- _Rows_:
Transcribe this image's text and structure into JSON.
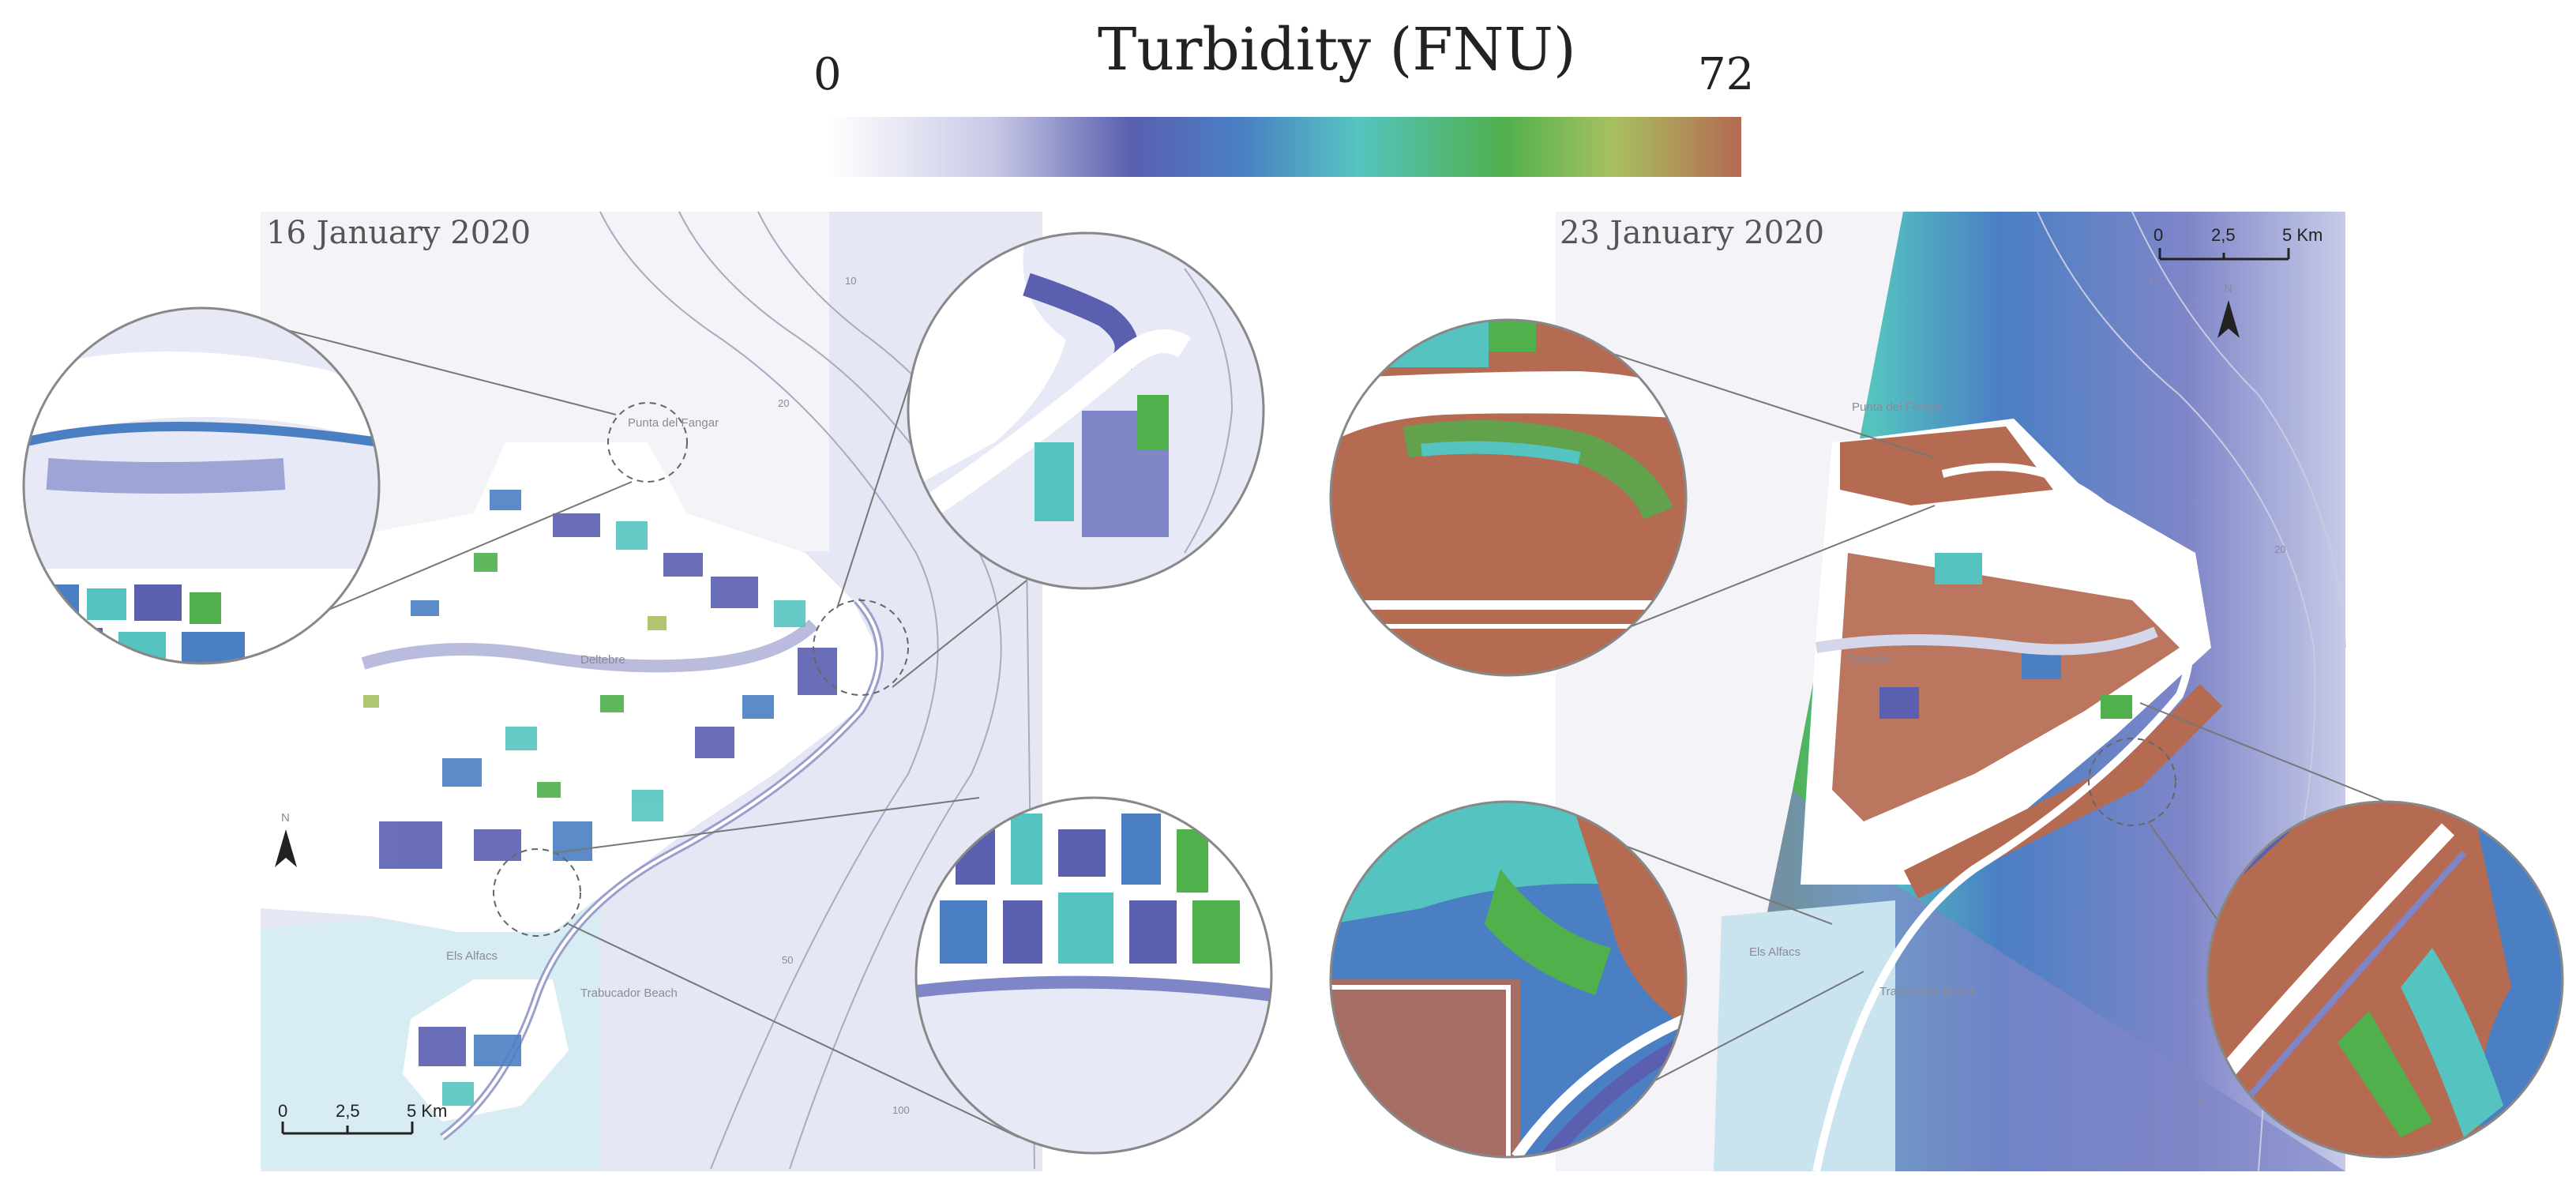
{
  "legend": {
    "title": "Turbidity (FNU)",
    "min_label": "0",
    "max_label": "72",
    "min_value": 0,
    "max_value": 72,
    "colormap": [
      "#ffffff",
      "#c8c9e6",
      "#5a5fb0",
      "#4a7fc4",
      "#55c4c0",
      "#4fb04c",
      "#a8c060",
      "#b56a52"
    ]
  },
  "panels": [
    {
      "date": "16 January 2020",
      "places": [
        "Punta del Fangar",
        "Deltebre",
        "Els Alfacs",
        "Trabucador Beach"
      ],
      "scale_labels": [
        "0",
        "2,5",
        "5 Km"
      ],
      "north_label": "N"
    },
    {
      "date": "23 January 2020",
      "places": [
        "Punta del Fangar",
        "Deltebre",
        "Els Alfacs",
        "Trabucador Beach"
      ],
      "scale_labels": [
        "0",
        "2,5",
        "5 Km"
      ],
      "north_label": "N"
    }
  ],
  "contour_labels": [
    "10",
    "20",
    "50",
    "100"
  ],
  "colors": {
    "sea_light": "#e3e5f4",
    "lagoon": "#d7ecf2",
    "land": "#ffffff",
    "low": "#5a5fb0",
    "mid": "#55c4c0",
    "high": "#b56a52"
  }
}
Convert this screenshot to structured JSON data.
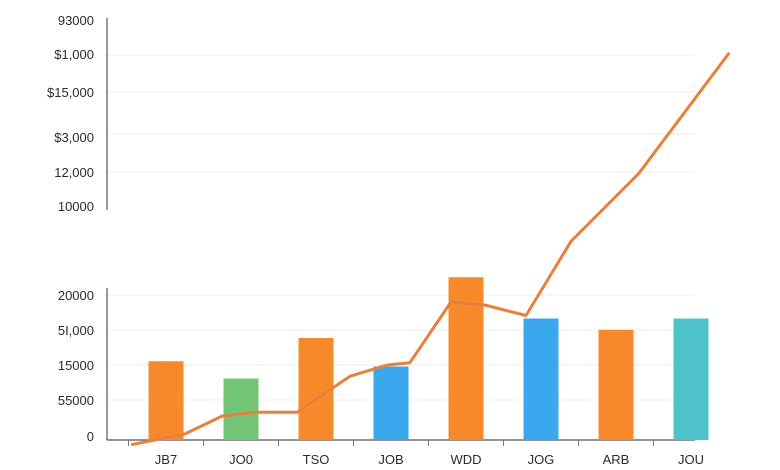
{
  "chart_data": {
    "type": "bar",
    "title": "",
    "xlabel": "",
    "ylabel": "",
    "grid": true,
    "legend": "none",
    "categories": [
      "JB7",
      "JO0",
      "TSO",
      "JOB",
      "WDD",
      "JOG",
      "ARB",
      "JOU"
    ],
    "upper_axis_ticks": [
      "93000",
      "$1,000",
      "$15,000",
      "$3,000",
      "12,000",
      "10000"
    ],
    "lower_axis_ticks": [
      "20000",
      "5I,000",
      "15000",
      "55000",
      "0"
    ],
    "bar_scale": [
      0,
      20000
    ],
    "bars": [
      {
        "category": "JB7",
        "value": 10500,
        "color": "#f7892b"
      },
      {
        "category": "JO0",
        "value": 8200,
        "color": "#72c574"
      },
      {
        "category": "TSO",
        "value": 13600,
        "color": "#f7892b"
      },
      {
        "category": "JOB",
        "value": 9800,
        "color": "#3aa8ec"
      },
      {
        "category": "WDD",
        "value": 21700,
        "color": "#f7892b"
      },
      {
        "category": "JOG",
        "value": 16200,
        "color": "#3aa8ec"
      },
      {
        "category": "ARB",
        "value": 14700,
        "color": "#f7892b"
      },
      {
        "category": "JOU",
        "value": 16200,
        "color": "#4fc3cb"
      }
    ],
    "line": {
      "color": "#e8803c",
      "points": [
        {
          "x": -0.45,
          "y": -600
        },
        {
          "x": 0.25,
          "y": 800
        },
        {
          "x": 0.75,
          "y": 3200
        },
        {
          "x": 1.2,
          "y": 3700
        },
        {
          "x": 1.75,
          "y": 3700
        },
        {
          "x": 2.45,
          "y": 8500
        },
        {
          "x": 2.95,
          "y": 10000
        },
        {
          "x": 3.25,
          "y": 10300
        },
        {
          "x": 3.8,
          "y": 18400
        },
        {
          "x": 4.25,
          "y": 18000
        },
        {
          "x": 4.8,
          "y": 16600
        },
        {
          "x": 5.4,
          "y": 26500
        },
        {
          "x": 6.3,
          "y": 35500
        },
        {
          "x": 7.5,
          "y": 51500
        }
      ]
    }
  }
}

- _Short exercise_:
Give back the entries verbatim. Do not include any picture.

- _Reply to the task_:
Transcribe this image's text and structure into JSON.
{
  "legend": {
    "title": "Turbidity (FNU)",
    "min_label": "0",
    "max_label": "72",
    "min_value": 0,
    "max_value": 72,
    "colormap": [
      "#ffffff",
      "#c8c9e6",
      "#5a5fb0",
      "#4a7fc4",
      "#55c4c0",
      "#4fb04c",
      "#a8c060",
      "#b56a52"
    ]
  },
  "panels": [
    {
      "date": "16 January 2020",
      "places": [
        "Punta del Fangar",
        "Deltebre",
        "Els Alfacs",
        "Trabucador Beach"
      ],
      "scale_labels": [
        "0",
        "2,5",
        "5 Km"
      ],
      "north_label": "N"
    },
    {
      "date": "23 January 2020",
      "places": [
        "Punta del Fangar",
        "Deltebre",
        "Els Alfacs",
        "Trabucador Beach"
      ],
      "scale_labels": [
        "0",
        "2,5",
        "5 Km"
      ],
      "north_label": "N"
    }
  ],
  "contour_labels": [
    "10",
    "20",
    "50",
    "100"
  ],
  "colors": {
    "sea_light": "#e3e5f4",
    "lagoon": "#d7ecf2",
    "land": "#ffffff",
    "low": "#5a5fb0",
    "mid": "#55c4c0",
    "high": "#b56a52"
  }
}
Convert this screenshot to structured JSON data.
{
  "chart_data": {
    "type": "bar",
    "title": "",
    "xlabel": "",
    "ylabel": "",
    "grid": true,
    "legend": "none",
    "categories": [
      "JB7",
      "JO0",
      "TSO",
      "JOB",
      "WDD",
      "JOG",
      "ARB",
      "JOU"
    ],
    "upper_axis_ticks": [
      "93000",
      "$1,000",
      "$15,000",
      "$3,000",
      "12,000",
      "10000"
    ],
    "lower_axis_ticks": [
      "20000",
      "5I,000",
      "15000",
      "55000",
      "0"
    ],
    "bar_scale": [
      0,
      20000
    ],
    "bars": [
      {
        "category": "JB7",
        "value": 10500,
        "color": "#f7892b"
      },
      {
        "category": "JO0",
        "value": 8200,
        "color": "#72c574"
      },
      {
        "category": "TSO",
        "value": 13600,
        "color": "#f7892b"
      },
      {
        "category": "JOB",
        "value": 9800,
        "color": "#3aa8ec"
      },
      {
        "category": "WDD",
        "value": 21700,
        "color": "#f7892b"
      },
      {
        "category": "JOG",
        "value": 16200,
        "color": "#3aa8ec"
      },
      {
        "category": "ARB",
        "value": 14700,
        "color": "#f7892b"
      },
      {
        "category": "JOU",
        "value": 16200,
        "color": "#4fc3cb"
      }
    ],
    "line": {
      "color": "#e8803c",
      "points": [
        {
          "x": -0.45,
          "y": -600
        },
        {
          "x": 0.25,
          "y": 800
        },
        {
          "x": 0.75,
          "y": 3200
        },
        {
          "x": 1.2,
          "y": 3700
        },
        {
          "x": 1.75,
          "y": 3700
        },
        {
          "x": 2.45,
          "y": 8500
        },
        {
          "x": 2.95,
          "y": 10000
        },
        {
          "x": 3.25,
          "y": 10300
        },
        {
          "x": 3.8,
          "y": 18400
        },
        {
          "x": 4.25,
          "y": 18000
        },
        {
          "x": 4.8,
          "y": 16600
        },
        {
          "x": 5.4,
          "y": 26500
        },
        {
          "x": 6.3,
          "y": 35500
        },
        {
          "x": 7.5,
          "y": 51500
        }
      ]
    }
  }
}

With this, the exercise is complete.